** begin **
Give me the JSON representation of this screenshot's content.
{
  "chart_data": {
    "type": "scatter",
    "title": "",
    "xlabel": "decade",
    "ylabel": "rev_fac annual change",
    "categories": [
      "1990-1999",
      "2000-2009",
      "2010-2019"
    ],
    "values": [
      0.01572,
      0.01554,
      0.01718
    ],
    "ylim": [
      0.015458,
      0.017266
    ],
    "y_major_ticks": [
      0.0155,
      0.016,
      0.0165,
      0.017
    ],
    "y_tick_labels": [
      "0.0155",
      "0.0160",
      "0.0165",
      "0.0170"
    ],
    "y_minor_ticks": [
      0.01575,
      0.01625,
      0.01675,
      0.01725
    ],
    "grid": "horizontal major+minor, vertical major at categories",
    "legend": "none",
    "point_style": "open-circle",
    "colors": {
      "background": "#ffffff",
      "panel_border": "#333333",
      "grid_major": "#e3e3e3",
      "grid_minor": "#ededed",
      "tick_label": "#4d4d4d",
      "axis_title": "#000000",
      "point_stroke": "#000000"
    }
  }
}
** end **
**PROBLEM TO WORK ON:** Search the listing for the word "categories" and return each line that holds it.

**FULL ANSWER:**
    "categories": [
    "grid": "horizontal major+minor, vertical major at categories",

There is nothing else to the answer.